**WRITTEN REQUEST**
From the listing below, pull out all lines with "popular" in them.

Data entries:
- - - - -

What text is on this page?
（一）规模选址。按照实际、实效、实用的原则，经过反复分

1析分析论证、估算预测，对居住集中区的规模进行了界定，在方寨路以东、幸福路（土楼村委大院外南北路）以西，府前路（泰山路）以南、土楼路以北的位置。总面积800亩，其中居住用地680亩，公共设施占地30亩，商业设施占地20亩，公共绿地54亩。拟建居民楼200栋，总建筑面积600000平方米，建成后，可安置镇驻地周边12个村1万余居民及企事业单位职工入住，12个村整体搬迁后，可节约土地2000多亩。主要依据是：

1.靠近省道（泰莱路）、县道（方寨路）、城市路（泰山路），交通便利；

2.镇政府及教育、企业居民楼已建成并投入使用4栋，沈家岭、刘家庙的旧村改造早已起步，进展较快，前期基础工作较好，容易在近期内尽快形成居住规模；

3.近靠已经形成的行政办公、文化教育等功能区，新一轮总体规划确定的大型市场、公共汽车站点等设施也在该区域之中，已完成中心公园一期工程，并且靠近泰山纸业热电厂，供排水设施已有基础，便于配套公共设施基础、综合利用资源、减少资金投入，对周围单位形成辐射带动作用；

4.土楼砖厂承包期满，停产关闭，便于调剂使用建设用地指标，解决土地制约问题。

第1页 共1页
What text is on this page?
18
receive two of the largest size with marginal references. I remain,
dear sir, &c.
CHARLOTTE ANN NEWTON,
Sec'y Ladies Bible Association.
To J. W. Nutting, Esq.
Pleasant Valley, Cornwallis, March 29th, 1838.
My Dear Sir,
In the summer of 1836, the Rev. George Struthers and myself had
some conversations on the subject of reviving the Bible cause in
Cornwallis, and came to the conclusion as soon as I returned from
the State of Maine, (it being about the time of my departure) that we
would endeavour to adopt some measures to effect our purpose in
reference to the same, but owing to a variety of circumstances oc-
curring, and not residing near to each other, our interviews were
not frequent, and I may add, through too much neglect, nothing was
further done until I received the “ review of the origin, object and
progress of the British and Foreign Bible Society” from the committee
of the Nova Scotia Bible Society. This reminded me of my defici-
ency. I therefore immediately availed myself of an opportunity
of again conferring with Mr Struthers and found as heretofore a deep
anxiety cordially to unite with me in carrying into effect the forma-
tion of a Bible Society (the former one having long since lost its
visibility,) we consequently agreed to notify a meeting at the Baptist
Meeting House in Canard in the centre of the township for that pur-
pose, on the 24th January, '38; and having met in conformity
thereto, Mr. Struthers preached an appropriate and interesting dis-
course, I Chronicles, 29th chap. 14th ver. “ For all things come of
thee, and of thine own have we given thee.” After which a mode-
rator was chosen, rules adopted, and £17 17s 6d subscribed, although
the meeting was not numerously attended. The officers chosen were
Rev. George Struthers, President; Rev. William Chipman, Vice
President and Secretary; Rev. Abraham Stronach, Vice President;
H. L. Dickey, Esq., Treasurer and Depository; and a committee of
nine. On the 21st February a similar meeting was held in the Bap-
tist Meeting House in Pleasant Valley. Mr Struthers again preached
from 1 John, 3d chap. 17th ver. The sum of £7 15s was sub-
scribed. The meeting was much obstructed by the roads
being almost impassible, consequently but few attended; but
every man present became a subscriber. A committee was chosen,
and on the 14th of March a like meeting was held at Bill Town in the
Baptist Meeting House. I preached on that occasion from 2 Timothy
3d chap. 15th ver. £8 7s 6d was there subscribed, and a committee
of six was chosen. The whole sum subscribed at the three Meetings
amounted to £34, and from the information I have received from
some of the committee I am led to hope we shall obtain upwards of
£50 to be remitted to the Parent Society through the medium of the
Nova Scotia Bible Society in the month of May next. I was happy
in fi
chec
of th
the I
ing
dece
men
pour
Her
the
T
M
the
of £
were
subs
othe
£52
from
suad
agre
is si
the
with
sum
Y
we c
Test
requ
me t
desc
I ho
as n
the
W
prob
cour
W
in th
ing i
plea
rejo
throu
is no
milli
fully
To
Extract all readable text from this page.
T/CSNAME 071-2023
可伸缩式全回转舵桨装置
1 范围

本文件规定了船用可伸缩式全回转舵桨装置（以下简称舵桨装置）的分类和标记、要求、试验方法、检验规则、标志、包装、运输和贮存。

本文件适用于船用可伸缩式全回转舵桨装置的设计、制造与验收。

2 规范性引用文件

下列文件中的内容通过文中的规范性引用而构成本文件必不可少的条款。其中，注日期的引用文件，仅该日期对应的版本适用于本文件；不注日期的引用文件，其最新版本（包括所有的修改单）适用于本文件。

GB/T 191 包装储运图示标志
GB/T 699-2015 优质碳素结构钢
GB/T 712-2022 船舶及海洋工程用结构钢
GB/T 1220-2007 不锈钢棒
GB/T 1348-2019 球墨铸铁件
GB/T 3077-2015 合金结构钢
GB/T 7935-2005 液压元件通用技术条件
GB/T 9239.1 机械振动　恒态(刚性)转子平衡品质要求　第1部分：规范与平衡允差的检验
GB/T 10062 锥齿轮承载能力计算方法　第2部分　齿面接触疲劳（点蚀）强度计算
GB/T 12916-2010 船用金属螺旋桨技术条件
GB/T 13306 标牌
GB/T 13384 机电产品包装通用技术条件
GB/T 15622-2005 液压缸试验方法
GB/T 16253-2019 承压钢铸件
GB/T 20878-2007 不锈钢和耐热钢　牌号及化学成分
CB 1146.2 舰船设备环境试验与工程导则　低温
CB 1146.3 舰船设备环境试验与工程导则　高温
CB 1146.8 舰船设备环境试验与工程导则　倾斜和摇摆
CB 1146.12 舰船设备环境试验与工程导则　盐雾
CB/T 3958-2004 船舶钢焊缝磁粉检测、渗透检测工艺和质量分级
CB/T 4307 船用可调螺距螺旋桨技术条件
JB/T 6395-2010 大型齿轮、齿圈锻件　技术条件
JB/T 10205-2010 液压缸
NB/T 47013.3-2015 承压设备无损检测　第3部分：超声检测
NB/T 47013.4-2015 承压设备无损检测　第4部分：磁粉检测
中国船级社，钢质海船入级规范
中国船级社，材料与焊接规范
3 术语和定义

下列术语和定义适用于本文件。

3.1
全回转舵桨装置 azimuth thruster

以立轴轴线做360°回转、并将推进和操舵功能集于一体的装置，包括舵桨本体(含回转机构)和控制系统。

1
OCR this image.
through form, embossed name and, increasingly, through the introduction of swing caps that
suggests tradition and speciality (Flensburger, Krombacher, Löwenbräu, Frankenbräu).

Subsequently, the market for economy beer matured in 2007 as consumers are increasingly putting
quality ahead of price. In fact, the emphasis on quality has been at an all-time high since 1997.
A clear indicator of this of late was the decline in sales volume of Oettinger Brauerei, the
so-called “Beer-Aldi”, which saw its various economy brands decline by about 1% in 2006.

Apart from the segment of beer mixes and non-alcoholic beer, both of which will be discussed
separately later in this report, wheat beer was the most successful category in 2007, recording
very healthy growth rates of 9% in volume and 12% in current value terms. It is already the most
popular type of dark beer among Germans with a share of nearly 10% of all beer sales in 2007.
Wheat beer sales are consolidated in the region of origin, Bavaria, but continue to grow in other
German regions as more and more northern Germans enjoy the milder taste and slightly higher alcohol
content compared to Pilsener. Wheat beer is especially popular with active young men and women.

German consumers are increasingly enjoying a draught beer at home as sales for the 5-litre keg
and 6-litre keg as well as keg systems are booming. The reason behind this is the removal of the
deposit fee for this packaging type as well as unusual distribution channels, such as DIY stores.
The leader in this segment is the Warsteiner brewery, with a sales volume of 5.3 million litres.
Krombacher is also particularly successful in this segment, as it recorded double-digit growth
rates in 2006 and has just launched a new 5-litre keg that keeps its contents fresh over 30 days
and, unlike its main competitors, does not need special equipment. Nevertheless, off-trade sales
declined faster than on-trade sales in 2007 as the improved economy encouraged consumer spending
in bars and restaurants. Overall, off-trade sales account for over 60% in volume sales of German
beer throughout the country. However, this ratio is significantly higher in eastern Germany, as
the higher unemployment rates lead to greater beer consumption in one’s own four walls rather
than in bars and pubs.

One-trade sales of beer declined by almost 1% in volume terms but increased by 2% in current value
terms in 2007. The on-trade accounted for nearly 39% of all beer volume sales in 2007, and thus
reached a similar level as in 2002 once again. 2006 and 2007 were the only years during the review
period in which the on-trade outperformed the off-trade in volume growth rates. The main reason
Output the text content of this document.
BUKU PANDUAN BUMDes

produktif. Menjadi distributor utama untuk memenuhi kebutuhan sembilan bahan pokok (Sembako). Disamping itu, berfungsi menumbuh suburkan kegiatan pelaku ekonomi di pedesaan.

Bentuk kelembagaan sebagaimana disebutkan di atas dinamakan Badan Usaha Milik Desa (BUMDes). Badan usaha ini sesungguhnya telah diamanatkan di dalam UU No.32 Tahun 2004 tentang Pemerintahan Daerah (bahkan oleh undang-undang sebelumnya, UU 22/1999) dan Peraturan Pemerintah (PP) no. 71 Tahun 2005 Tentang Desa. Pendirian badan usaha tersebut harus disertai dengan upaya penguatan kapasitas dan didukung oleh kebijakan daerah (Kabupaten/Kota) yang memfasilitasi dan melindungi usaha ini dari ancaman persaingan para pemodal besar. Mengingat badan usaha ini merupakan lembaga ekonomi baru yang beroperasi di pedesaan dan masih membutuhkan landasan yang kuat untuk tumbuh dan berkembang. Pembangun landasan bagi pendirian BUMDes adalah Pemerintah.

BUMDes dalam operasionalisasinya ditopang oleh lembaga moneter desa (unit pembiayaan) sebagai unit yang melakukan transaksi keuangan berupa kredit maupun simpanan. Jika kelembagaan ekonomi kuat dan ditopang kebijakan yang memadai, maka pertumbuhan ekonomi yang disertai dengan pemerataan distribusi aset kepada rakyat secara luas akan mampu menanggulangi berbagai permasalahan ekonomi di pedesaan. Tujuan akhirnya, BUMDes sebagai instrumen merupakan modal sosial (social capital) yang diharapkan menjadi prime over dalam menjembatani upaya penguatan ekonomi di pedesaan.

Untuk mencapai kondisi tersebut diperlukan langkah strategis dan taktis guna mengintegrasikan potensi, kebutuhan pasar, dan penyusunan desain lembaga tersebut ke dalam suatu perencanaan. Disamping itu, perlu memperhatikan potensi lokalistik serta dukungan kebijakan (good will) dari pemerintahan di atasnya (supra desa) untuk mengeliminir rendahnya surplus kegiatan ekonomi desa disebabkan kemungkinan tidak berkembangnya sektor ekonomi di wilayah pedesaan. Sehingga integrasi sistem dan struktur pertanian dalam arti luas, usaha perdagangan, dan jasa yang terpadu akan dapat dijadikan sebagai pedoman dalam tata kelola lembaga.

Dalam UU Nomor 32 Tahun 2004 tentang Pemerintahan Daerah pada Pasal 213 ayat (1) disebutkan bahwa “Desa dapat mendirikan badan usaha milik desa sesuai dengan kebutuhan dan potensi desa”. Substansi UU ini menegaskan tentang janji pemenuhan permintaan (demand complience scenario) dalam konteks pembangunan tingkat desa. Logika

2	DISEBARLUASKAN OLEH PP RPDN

- - - - -

**SOLUTION BELOW**
popular type of dark beer among Germans with a share of nearly 10% of all beer sales in 2007.
content compared to Pilsener. Wheat beer is especially popular with active young men and women.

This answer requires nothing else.